**Objective**
List each line of the data that holds the word "Luftfeuchte".

(Figure data in JSON)
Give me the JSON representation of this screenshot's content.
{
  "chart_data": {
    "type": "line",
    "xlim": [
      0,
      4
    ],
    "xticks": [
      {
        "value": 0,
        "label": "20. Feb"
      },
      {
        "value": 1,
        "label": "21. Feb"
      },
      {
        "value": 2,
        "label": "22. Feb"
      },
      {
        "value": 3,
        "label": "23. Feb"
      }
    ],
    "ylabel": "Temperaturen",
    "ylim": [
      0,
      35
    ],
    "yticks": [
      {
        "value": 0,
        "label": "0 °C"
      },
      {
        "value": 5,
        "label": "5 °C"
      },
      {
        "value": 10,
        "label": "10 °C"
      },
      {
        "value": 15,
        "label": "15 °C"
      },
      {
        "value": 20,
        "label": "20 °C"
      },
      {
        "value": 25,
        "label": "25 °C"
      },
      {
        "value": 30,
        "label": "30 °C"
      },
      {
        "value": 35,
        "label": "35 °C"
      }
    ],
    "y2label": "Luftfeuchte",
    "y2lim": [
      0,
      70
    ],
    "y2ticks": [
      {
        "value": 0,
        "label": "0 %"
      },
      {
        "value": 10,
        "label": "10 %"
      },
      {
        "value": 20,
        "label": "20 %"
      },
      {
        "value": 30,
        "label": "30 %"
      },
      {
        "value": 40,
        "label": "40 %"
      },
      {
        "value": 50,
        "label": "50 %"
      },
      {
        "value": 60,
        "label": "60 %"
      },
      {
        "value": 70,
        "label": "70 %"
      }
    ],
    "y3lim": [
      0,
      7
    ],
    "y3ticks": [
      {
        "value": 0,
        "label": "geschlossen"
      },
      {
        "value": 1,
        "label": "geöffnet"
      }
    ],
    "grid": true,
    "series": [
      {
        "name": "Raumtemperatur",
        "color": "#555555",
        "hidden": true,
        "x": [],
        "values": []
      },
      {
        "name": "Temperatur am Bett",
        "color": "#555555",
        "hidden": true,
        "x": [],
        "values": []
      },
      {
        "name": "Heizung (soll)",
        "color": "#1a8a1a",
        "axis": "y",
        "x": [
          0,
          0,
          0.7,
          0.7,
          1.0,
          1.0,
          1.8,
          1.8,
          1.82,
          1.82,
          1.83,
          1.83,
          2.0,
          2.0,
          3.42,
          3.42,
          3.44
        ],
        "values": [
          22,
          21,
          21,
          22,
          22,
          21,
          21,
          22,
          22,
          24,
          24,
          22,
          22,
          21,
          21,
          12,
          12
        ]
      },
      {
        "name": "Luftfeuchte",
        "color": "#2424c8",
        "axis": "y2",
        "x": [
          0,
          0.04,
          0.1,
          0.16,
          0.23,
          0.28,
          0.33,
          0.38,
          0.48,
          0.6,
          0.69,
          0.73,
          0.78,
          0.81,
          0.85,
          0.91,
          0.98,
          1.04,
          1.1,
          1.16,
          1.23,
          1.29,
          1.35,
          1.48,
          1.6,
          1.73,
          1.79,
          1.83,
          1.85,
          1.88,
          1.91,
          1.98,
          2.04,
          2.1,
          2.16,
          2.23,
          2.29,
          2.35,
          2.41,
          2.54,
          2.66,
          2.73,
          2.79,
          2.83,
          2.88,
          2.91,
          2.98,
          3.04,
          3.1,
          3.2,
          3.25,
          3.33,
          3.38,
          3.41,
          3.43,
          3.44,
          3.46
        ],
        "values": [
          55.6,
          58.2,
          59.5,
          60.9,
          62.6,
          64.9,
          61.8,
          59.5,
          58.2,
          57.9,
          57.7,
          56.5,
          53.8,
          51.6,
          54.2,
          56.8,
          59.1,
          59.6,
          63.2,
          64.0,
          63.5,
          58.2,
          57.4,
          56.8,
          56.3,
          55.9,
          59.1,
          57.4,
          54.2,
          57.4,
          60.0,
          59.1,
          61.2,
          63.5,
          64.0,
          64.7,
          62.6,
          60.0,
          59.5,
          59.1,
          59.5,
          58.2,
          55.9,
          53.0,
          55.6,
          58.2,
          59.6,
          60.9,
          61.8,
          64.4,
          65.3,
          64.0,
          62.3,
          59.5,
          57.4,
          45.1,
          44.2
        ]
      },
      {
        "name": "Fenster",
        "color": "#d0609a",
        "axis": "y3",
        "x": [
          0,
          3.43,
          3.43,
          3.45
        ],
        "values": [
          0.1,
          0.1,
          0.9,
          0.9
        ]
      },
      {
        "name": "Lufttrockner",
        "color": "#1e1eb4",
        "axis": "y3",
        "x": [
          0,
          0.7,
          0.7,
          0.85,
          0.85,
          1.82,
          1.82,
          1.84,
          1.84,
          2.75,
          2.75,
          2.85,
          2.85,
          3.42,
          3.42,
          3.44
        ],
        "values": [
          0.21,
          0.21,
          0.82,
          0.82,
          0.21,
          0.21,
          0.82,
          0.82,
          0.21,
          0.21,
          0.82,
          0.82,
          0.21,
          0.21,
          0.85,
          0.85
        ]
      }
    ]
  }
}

**Completed task**
    "y2label": "Luftfeuchte",
        "name": "Luftfeuchte",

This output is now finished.